--- Problem requirements ---
Output the data below in full, character for character.

--- Task input ---
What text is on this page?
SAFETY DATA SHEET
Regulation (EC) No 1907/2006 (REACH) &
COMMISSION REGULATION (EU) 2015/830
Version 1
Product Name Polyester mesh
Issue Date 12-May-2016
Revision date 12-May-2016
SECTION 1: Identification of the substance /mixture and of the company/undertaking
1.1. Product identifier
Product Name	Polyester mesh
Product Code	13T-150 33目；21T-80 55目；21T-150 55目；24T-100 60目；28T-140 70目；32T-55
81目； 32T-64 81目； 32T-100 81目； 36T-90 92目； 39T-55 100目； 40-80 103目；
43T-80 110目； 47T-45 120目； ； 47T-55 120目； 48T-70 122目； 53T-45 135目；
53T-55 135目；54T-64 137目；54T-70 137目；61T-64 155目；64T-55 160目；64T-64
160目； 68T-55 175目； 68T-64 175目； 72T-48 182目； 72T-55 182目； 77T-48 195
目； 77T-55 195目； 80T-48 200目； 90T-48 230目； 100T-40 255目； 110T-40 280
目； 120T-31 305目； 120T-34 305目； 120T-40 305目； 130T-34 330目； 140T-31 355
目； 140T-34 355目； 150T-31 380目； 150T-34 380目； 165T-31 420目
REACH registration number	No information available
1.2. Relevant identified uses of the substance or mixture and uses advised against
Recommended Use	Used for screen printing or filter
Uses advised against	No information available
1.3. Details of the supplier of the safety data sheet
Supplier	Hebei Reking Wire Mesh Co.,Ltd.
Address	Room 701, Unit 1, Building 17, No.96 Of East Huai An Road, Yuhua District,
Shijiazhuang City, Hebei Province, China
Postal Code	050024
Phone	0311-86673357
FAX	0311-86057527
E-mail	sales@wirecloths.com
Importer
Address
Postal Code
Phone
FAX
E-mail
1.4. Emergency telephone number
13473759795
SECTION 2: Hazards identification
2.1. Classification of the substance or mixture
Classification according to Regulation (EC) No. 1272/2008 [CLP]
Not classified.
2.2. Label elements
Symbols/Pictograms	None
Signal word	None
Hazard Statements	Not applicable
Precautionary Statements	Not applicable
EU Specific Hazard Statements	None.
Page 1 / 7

--- Written solution ---
What text is on this page?
SAFETY DATA SHEET
Regulation (EC) No 1907/2006 (REACH) &
COMMISSION REGULATION (EU) 2015/830
Version 1
Product Name Polyester mesh
Issue Date 12-May-2016
Revision date 12-May-2016
SECTION 1: Identification of the substance /mixture and of the company/undertaking
1.1. Product identifier
Product Name	Polyester mesh
Product Code	13T-150 33目；21T-80 55目；21T-150 55目；24T-100 60目；28T-140 70目；32T-55
81目； 32T-64 81目； 32T-100 81目； 36T-90 92目； 39T-55 100目； 40-80 103目；
43T-80 110目； 47T-45 120目； ； 47T-55 120目； 48T-70 122目； 53T-45 135目；
53T-55 135目；54T-64 137目；54T-70 137目；61T-64 155目；64T-55 160目；64T-64
160目； 68T-55 175目； 68T-64 175目； 72T-48 182目； 72T-55 182目； 77T-48 195
目； 77T-55 195目； 80T-48 200目； 90T-48 230目； 100T-40 255目； 110T-40 280
目； 120T-31 305目； 120T-34 305目； 120T-40 305目； 130T-34 330目； 140T-31 355
目； 140T-34 355目； 150T-31 380目； 150T-34 380目； 165T-31 420目
REACH registration number	No information available
1.2. Relevant identified uses of the substance or mixture and uses advised against
Recommended Use	Used for screen printing or filter
Uses advised against	No information available
1.3. Details of the supplier of the safety data sheet
Supplier	Hebei Reking Wire Mesh Co.,Ltd.
Address	Room 701, Unit 1, Building 17, No.96 Of East Huai An Road, Yuhua District,
Shijiazhuang City, Hebei Province, China
Postal Code	050024
Phone	0311-86673357
FAX	0311-86057527
E-mail	sales@wirecloths.com
Importer
Address
Postal Code
Phone
FAX
E-mail
1.4. Emergency telephone number
13473759795
SECTION 2: Hazards identification
2.1. Classification of the substance or mixture
Classification according to Regulation (EC) No. 1272/2008 [CLP]
Not classified.
2.2. Label elements
Symbols/Pictograms	None
Signal word	None
Hazard Statements	Not applicable
Precautionary Statements	Not applicable
EU Specific Hazard Statements	None.
Page 1 / 7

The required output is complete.